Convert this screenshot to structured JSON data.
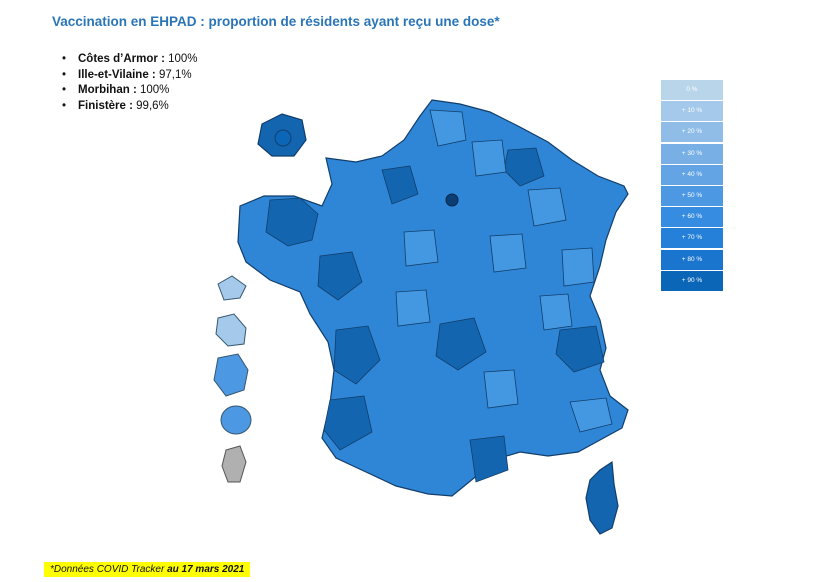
{
  "title": "Vaccination en EHPAD : proportion de résidents ayant reçu une dose*",
  "stats": [
    {
      "dep": "Côtes d’Armor :",
      "value": " 100%"
    },
    {
      "dep": "Ille-et-Vilaine :",
      "value": " 97,1%"
    },
    {
      "dep": "Morbihan :",
      "value": " 100%"
    },
    {
      "dep": "Finistère :",
      "value": " 99,6%"
    }
  ],
  "legend": [
    {
      "label": "0 %",
      "color": "#b8d5ea"
    },
    {
      "label": "+ 10 %",
      "color": "#a4c9ea"
    },
    {
      "label": "+ 20 %",
      "color": "#8fbde8"
    },
    {
      "label": "+ 30 %",
      "color": "#78b0e6"
    },
    {
      "label": "+ 40 %",
      "color": "#62a4e4"
    },
    {
      "label": "+ 50 %",
      "color": "#4c98e2"
    },
    {
      "label": "+ 60 %",
      "color": "#368ce0"
    },
    {
      "label": "+ 70 %",
      "color": "#2480d8"
    },
    {
      "label": "+ 80 %",
      "color": "#1a75cf"
    },
    {
      "label": "+ 90 %",
      "color": "#0b66b8"
    }
  ],
  "source": {
    "prefix": "*Données COVID Tracker ",
    "date": "au 17 mars 2021"
  }
}
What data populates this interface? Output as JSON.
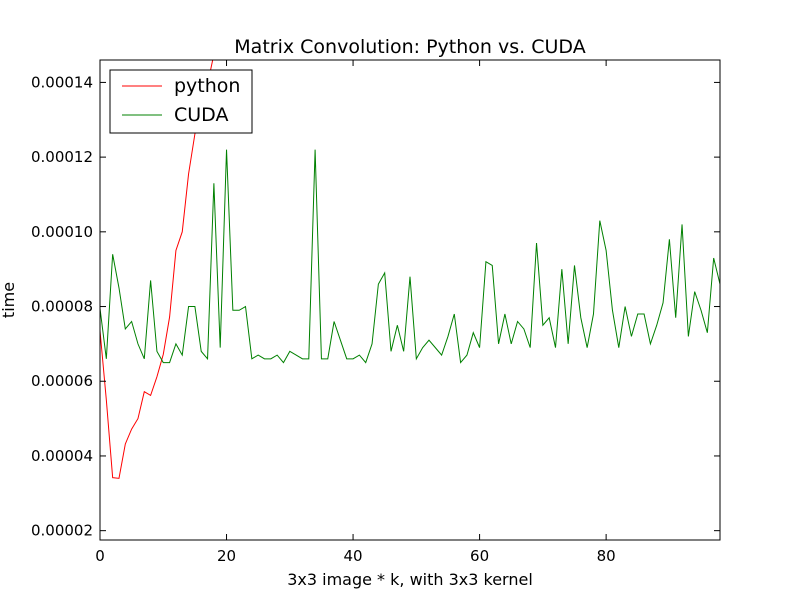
{
  "chart_data": {
    "type": "line",
    "title": "Matrix Convolution: Python vs. CUDA",
    "xlabel": "3x3 image * k, with 3x3 kernel",
    "ylabel": "time",
    "xlim": [
      0,
      98
    ],
    "ylim": [
      1.75e-05,
      0.000146
    ],
    "xticks": [
      0,
      20,
      40,
      60,
      80
    ],
    "xtick_labels": [
      "0",
      "20",
      "40",
      "60",
      "80"
    ],
    "yticks": [
      2e-05,
      4e-05,
      6e-05,
      8e-05,
      0.0001,
      0.00012,
      0.00014
    ],
    "ytick_labels": [
      "0.00002",
      "0.00004",
      "0.00006",
      "0.00008",
      "0.00010",
      "0.00012",
      "0.00014"
    ],
    "grid": false,
    "legend_position": "top-left",
    "series": [
      {
        "name": "python",
        "color": "#ff0000",
        "x": [
          0,
          1,
          2,
          3,
          4,
          5,
          6,
          7,
          8,
          9,
          10,
          11,
          12,
          13,
          14,
          15,
          16,
          17,
          18
        ],
        "values": [
          7.35e-05,
          5.5e-05,
          3.42e-05,
          3.4e-05,
          4.32e-05,
          4.72e-05,
          5e-05,
          5.72e-05,
          5.62e-05,
          6.12e-05,
          6.72e-05,
          7.72e-05,
          9.5e-05,
          0.0001,
          0.0001155,
          0.0001262,
          0.000133,
          0.0001395,
          0.0001475
        ]
      },
      {
        "name": "CUDA",
        "color": "#008000",
        "x": [
          0,
          1,
          2,
          3,
          4,
          5,
          6,
          7,
          8,
          9,
          10,
          11,
          12,
          13,
          14,
          15,
          16,
          17,
          18,
          19,
          20,
          21,
          22,
          23,
          24,
          25,
          26,
          27,
          28,
          29,
          30,
          31,
          32,
          33,
          34,
          35,
          36,
          37,
          38,
          39,
          40,
          41,
          42,
          43,
          44,
          45,
          46,
          47,
          48,
          49,
          50,
          51,
          52,
          53,
          54,
          55,
          56,
          57,
          58,
          59,
          60,
          61,
          62,
          63,
          64,
          65,
          66,
          67,
          68,
          69,
          70,
          71,
          72,
          73,
          74,
          75,
          76,
          77,
          78,
          79,
          80,
          81,
          82,
          83,
          84,
          85,
          86,
          87,
          88,
          89,
          90,
          91,
          92,
          93,
          94,
          95,
          96,
          97,
          98
        ],
        "values": [
          7.95e-05,
          6.6e-05,
          9.4e-05,
          8.5e-05,
          7.4e-05,
          7.6e-05,
          7e-05,
          6.6e-05,
          8.7e-05,
          6.8e-05,
          6.5e-05,
          6.5e-05,
          7e-05,
          6.7e-05,
          8e-05,
          8e-05,
          6.8e-05,
          6.6e-05,
          0.000113,
          6.9e-05,
          0.000122,
          7.9e-05,
          7.9e-05,
          8e-05,
          6.6e-05,
          6.7e-05,
          6.6e-05,
          6.6e-05,
          6.7e-05,
          6.5e-05,
          6.8e-05,
          6.7e-05,
          6.6e-05,
          6.6e-05,
          0.000122,
          6.6e-05,
          6.6e-05,
          7.6e-05,
          7.1e-05,
          6.6e-05,
          6.6e-05,
          6.7e-05,
          6.5e-05,
          7e-05,
          8.6e-05,
          8.9e-05,
          6.8e-05,
          7.5e-05,
          6.8e-05,
          8.8e-05,
          6.6e-05,
          6.9e-05,
          7.1e-05,
          6.9e-05,
          6.7e-05,
          7.2e-05,
          7.8e-05,
          6.5e-05,
          6.7e-05,
          7.3e-05,
          6.9e-05,
          9.2e-05,
          9.1e-05,
          7e-05,
          7.8e-05,
          7e-05,
          7.6e-05,
          7.4e-05,
          6.9e-05,
          9.7e-05,
          7.5e-05,
          7.7e-05,
          6.9e-05,
          9e-05,
          7e-05,
          9.1e-05,
          7.7e-05,
          6.9e-05,
          7.8e-05,
          0.000103,
          9.5e-05,
          7.9e-05,
          6.9e-05,
          8e-05,
          7.2e-05,
          7.8e-05,
          7.8e-05,
          7e-05,
          7.5e-05,
          8.1e-05,
          9.8e-05,
          7.7e-05,
          0.000102,
          7.2e-05,
          8.4e-05,
          7.9e-05,
          7.3e-05,
          9.3e-05,
          8.6e-05
        ]
      }
    ]
  }
}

================================

→ TASK STATEMENT
Copy out each line of the data where the string "JSON" appears.

→ RESULT OF THE EXERCISE
Convert this screenshot to structured JSON data.
What data populates this interface? Output as JSON.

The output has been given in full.